→ **Problem details**:
Transcribe each of the records below exactly, excluding all pictures.

→ **Material shown**:
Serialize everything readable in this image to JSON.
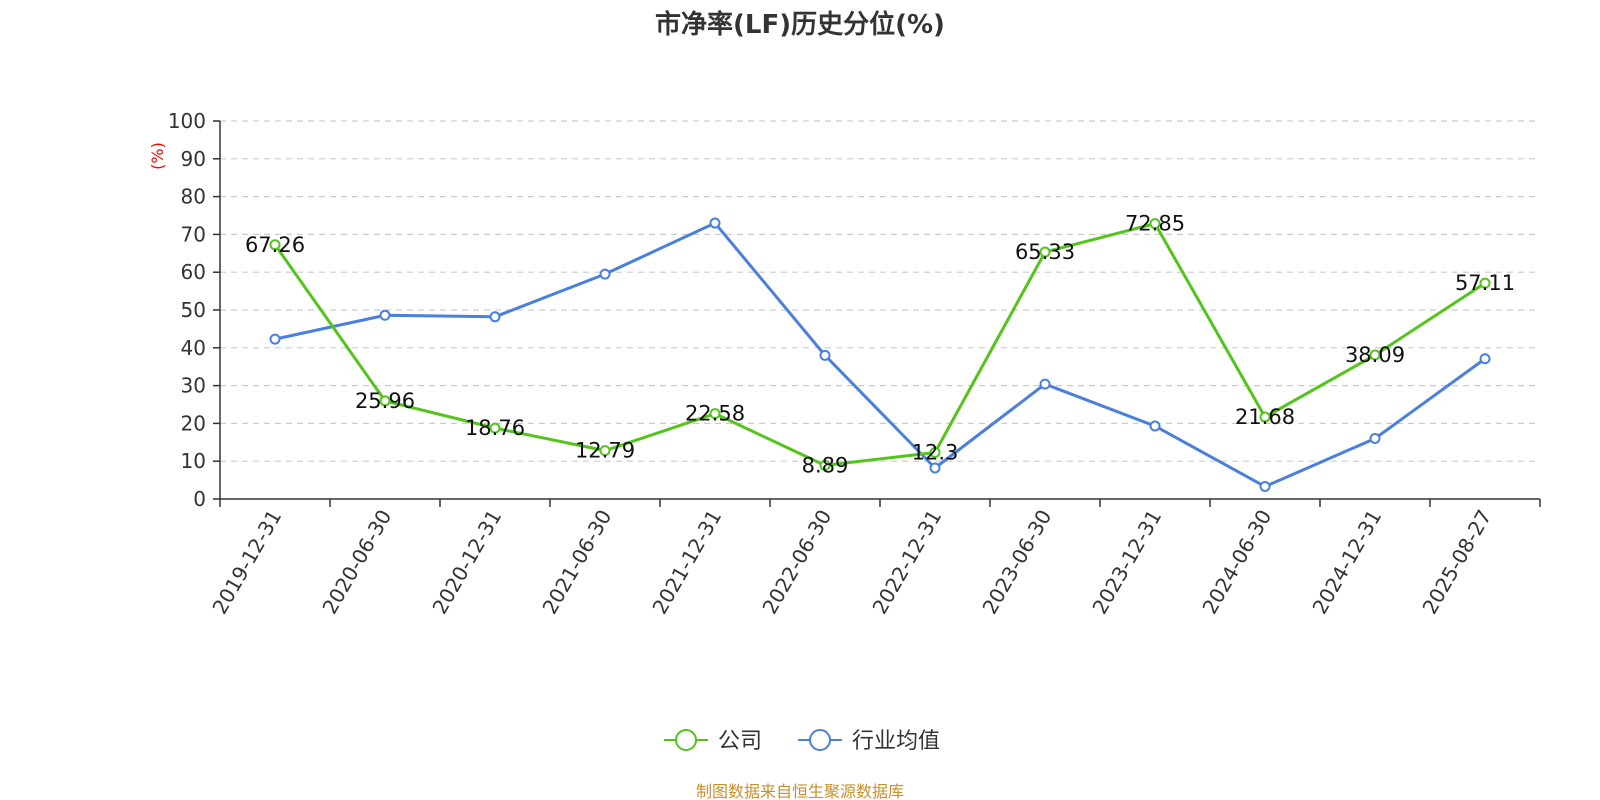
{
  "chart_data": {
    "type": "line",
    "title": "市净率(LF)历史分位(%)",
    "ylabel": "(%)",
    "ylim": [
      0,
      100
    ],
    "yticks": [
      0,
      10,
      20,
      30,
      40,
      50,
      60,
      70,
      80,
      90,
      100
    ],
    "grid": true,
    "legend_position": "bottom",
    "categories": [
      "2019-12-31",
      "2020-06-30",
      "2020-12-31",
      "2021-06-30",
      "2021-12-31",
      "2022-06-30",
      "2022-12-31",
      "2023-06-30",
      "2023-12-31",
      "2024-06-30",
      "2024-12-31",
      "2025-08-27"
    ],
    "series": [
      {
        "name": "公司",
        "color": "#52c41a",
        "show_labels": true,
        "values": [
          67.26,
          25.96,
          18.76,
          12.79,
          22.58,
          8.89,
          12.3,
          65.33,
          72.85,
          21.68,
          38.09,
          57.11
        ]
      },
      {
        "name": "行业均值",
        "color": "#4a7fdc",
        "show_labels": false,
        "values": [
          42.3,
          48.6,
          48.2,
          59.5,
          73.0,
          38.0,
          8.2,
          30.4,
          19.3,
          3.3,
          16.0,
          37.1
        ]
      }
    ]
  },
  "source_note": "制图数据来自恒生聚源数据库"
}
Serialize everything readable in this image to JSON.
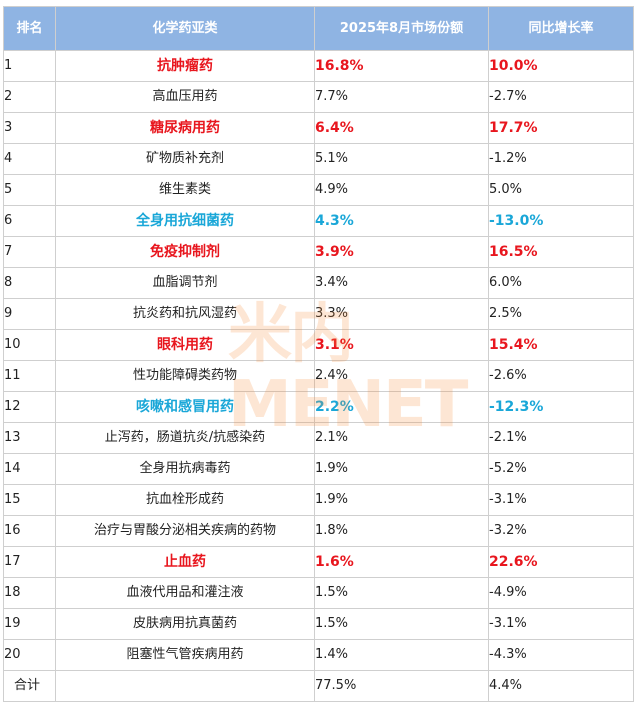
{
  "header": {
    "rank": "排名",
    "category": "化学药亚类",
    "share": "2025年8月市场份额",
    "growth": "同比增长率"
  },
  "rows": [
    {
      "rank": "1",
      "category": "抗肿瘤药",
      "share": "16.8%",
      "growth": "10.0%",
      "highlight": "red"
    },
    {
      "rank": "2",
      "category": "高血压用药",
      "share": "7.7%",
      "growth": "-2.7%",
      "highlight": ""
    },
    {
      "rank": "3",
      "category": "糖尿病用药",
      "share": "6.4%",
      "growth": "17.7%",
      "highlight": "red"
    },
    {
      "rank": "4",
      "category": "矿物质补充剂",
      "share": "5.1%",
      "growth": "-1.2%",
      "highlight": ""
    },
    {
      "rank": "5",
      "category": "维生素类",
      "share": "4.9%",
      "growth": "5.0%",
      "highlight": ""
    },
    {
      "rank": "6",
      "category": "全身用抗细菌药",
      "share": "4.3%",
      "growth": "-13.0%",
      "highlight": "blue"
    },
    {
      "rank": "7",
      "category": "免疫抑制剂",
      "share": "3.9%",
      "growth": "16.5%",
      "highlight": "red"
    },
    {
      "rank": "8",
      "category": "血脂调节剂",
      "share": "3.4%",
      "growth": "6.0%",
      "highlight": ""
    },
    {
      "rank": "9",
      "category": "抗炎药和抗风湿药",
      "share": "3.3%",
      "growth": "2.5%",
      "highlight": ""
    },
    {
      "rank": "10",
      "category": "眼科用药",
      "share": "3.1%",
      "growth": "15.4%",
      "highlight": "red"
    },
    {
      "rank": "11",
      "category": "性功能障碍类药物",
      "share": "2.4%",
      "growth": "-2.6%",
      "highlight": ""
    },
    {
      "rank": "12",
      "category": "咳嗽和感冒用药",
      "share": "2.2%",
      "growth": "-12.3%",
      "highlight": "blue"
    },
    {
      "rank": "13",
      "category": "止泻药，肠道抗炎/抗感染药",
      "share": "2.1%",
      "growth": "-2.1%",
      "highlight": ""
    },
    {
      "rank": "14",
      "category": "全身用抗病毒药",
      "share": "1.9%",
      "growth": "-5.2%",
      "highlight": ""
    },
    {
      "rank": "15",
      "category": "抗血栓形成药",
      "share": "1.9%",
      "growth": "-3.1%",
      "highlight": ""
    },
    {
      "rank": "16",
      "category": "治疗与胃酸分泌相关疾病的药物",
      "share": "1.8%",
      "growth": "-3.2%",
      "highlight": ""
    },
    {
      "rank": "17",
      "category": "止血药",
      "share": "1.6%",
      "growth": "22.6%",
      "highlight": "red"
    },
    {
      "rank": "18",
      "category": "血液代用品和灌注液",
      "share": "1.5%",
      "growth": "-4.9%",
      "highlight": ""
    },
    {
      "rank": "19",
      "category": "皮肤病用抗真菌药",
      "share": "1.5%",
      "growth": "-3.1%",
      "highlight": ""
    },
    {
      "rank": "20",
      "category": "阻塞性气管疾病用药",
      "share": "1.4%",
      "growth": "-4.3%",
      "highlight": ""
    }
  ],
  "total": {
    "label": "合计",
    "category": "",
    "share": "77.5%",
    "growth": "4.4%"
  },
  "watermark": {
    "text": "米内MENET"
  },
  "colors": {
    "header_bg": "#8fb4e3",
    "highlight_red": "#e8161e",
    "highlight_blue": "#1aa7d8",
    "watermark": "#f58c3c"
  }
}
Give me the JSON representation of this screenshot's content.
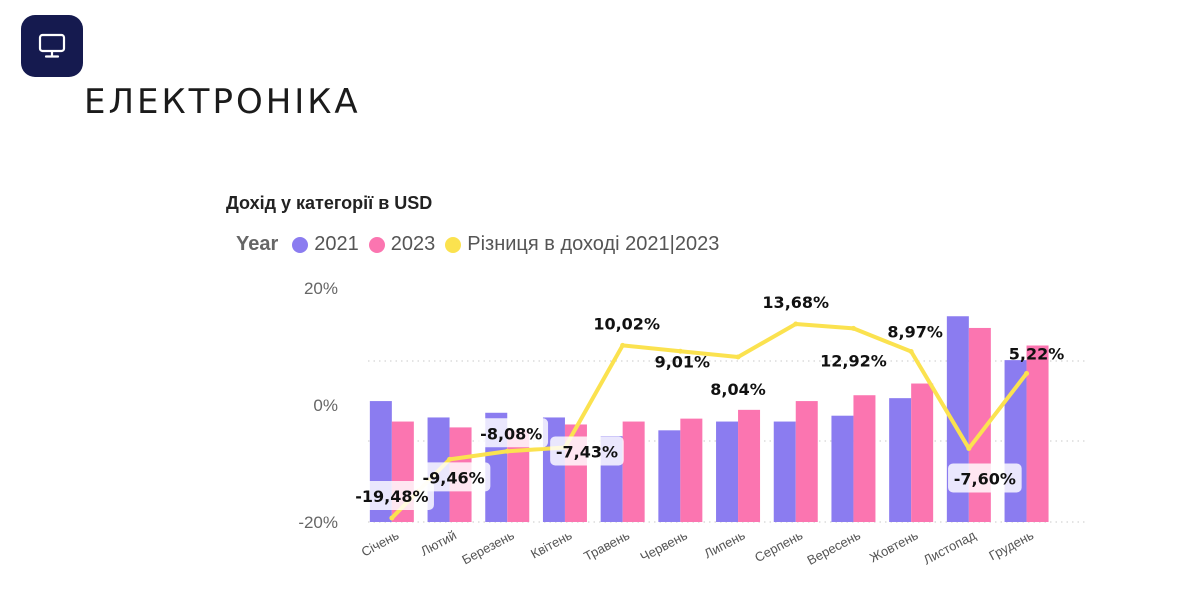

→ **Solution for this task**:
Serialize everything readable in this image to JSON.
{
  "chart_data": {
    "type": "line",
    "title": "市净率(LF)历史分位(%)",
    "ylabel": "(%)",
    "ylim": [
      0,
      100
    ],
    "yticks": [
      0,
      10,
      20,
      30,
      40,
      50,
      60,
      70,
      80,
      90,
      100
    ],
    "grid": true,
    "legend_position": "bottom",
    "categories": [
      "2019-12-31",
      "2020-06-30",
      "2020-12-31",
      "2021-06-30",
      "2021-12-31",
      "2022-06-30",
      "2022-12-31",
      "2023-06-30",
      "2023-12-31",
      "2024-06-30",
      "2024-12-31",
      "2025-08-27"
    ],
    "series": [
      {
        "name": "公司",
        "color": "#52c41a",
        "show_labels": true,
        "values": [
          67.26,
          25.96,
          18.76,
          12.79,
          22.58,
          8.89,
          12.3,
          65.33,
          72.85,
          21.68,
          38.09,
          57.11
        ]
      },
      {
        "name": "行业均值",
        "color": "#4a7fdc",
        "show_labels": false,
        "values": [
          42.3,
          48.6,
          48.2,
          59.5,
          73.0,
          38.0,
          8.2,
          30.4,
          19.3,
          3.3,
          16.0,
          37.1
        ]
      }
    ]
  },
  "source_note": "制图数据来自恒生聚源数据库"
}
Serialize everything readable in this image to JSON.
{
  "header": {
    "rank": "排名",
    "category": "化学药亚类",
    "share": "2025年8月市场份额",
    "growth": "同比增长率"
  },
  "rows": [
    {
      "rank": "1",
      "category": "抗肿瘤药",
      "share": "16.8%",
      "growth": "10.0%",
      "highlight": "red"
    },
    {
      "rank": "2",
      "category": "高血压用药",
      "share": "7.7%",
      "growth": "-2.7%",
      "highlight": ""
    },
    {
      "rank": "3",
      "category": "糖尿病用药",
      "share": "6.4%",
      "growth": "17.7%",
      "highlight": "red"
    },
    {
      "rank": "4",
      "category": "矿物质补充剂",
      "share": "5.1%",
      "growth": "-1.2%",
      "highlight": ""
    },
    {
      "rank": "5",
      "category": "维生素类",
      "share": "4.9%",
      "growth": "5.0%",
      "highlight": ""
    },
    {
      "rank": "6",
      "category": "全身用抗细菌药",
      "share": "4.3%",
      "growth": "-13.0%",
      "highlight": "blue"
    },
    {
      "rank": "7",
      "category": "免疫抑制剂",
      "share": "3.9%",
      "growth": "16.5%",
      "highlight": "red"
    },
    {
      "rank": "8",
      "category": "血脂调节剂",
      "share": "3.4%",
      "growth": "6.0%",
      "highlight": ""
    },
    {
      "rank": "9",
      "category": "抗炎药和抗风湿药",
      "share": "3.3%",
      "growth": "2.5%",
      "highlight": ""
    },
    {
      "rank": "10",
      "category": "眼科用药",
      "share": "3.1%",
      "growth": "15.4%",
      "highlight": "red"
    },
    {
      "rank": "11",
      "category": "性功能障碍类药物",
      "share": "2.4%",
      "growth": "-2.6%",
      "highlight": ""
    },
    {
      "rank": "12",
      "category": "咳嗽和感冒用药",
      "share": "2.2%",
      "growth": "-12.3%",
      "highlight": "blue"
    },
    {
      "rank": "13",
      "category": "止泻药，肠道抗炎/抗感染药",
      "share": "2.1%",
      "growth": "-2.1%",
      "highlight": ""
    },
    {
      "rank": "14",
      "category": "全身用抗病毒药",
      "share": "1.9%",
      "growth": "-5.2%",
      "highlight": ""
    },
    {
      "rank": "15",
      "category": "抗血栓形成药",
      "share": "1.9%",
      "growth": "-3.1%",
      "highlight": ""
    },
    {
      "rank": "16",
      "category": "治疗与胃酸分泌相关疾病的药物",
      "share": "1.8%",
      "growth": "-3.2%",
      "highlight": ""
    },
    {
      "rank": "17",
      "category": "止血药",
      "share": "1.6%",
      "growth": "22.6%",
      "highlight": "red"
    },
    {
      "rank": "18",
      "category": "血液代用品和灌注液",
      "share": "1.5%",
      "growth": "-4.9%",
      "highlight": ""
    },
    {
      "rank": "19",
      "category": "皮肤病用抗真菌药",
      "share": "1.5%",
      "growth": "-3.1%",
      "highlight": ""
    },
    {
      "rank": "20",
      "category": "阻塞性气管疾病用药",
      "share": "1.4%",
      "growth": "-4.3%",
      "highlight": ""
    }
  ],
  "total": {
    "label": "合计",
    "category": "",
    "share": "77.5%",
    "growth": "4.4%"
  },
  "watermark": {
    "text": "米内MENET"
  },
  "colors": {
    "header_bg": "#8fb4e3",
    "highlight_red": "#e8161e",
    "highlight_blue": "#1aa7d8",
    "watermark": "#f58c3c"
  }
}
Give me the JSON representation of this screenshot's content.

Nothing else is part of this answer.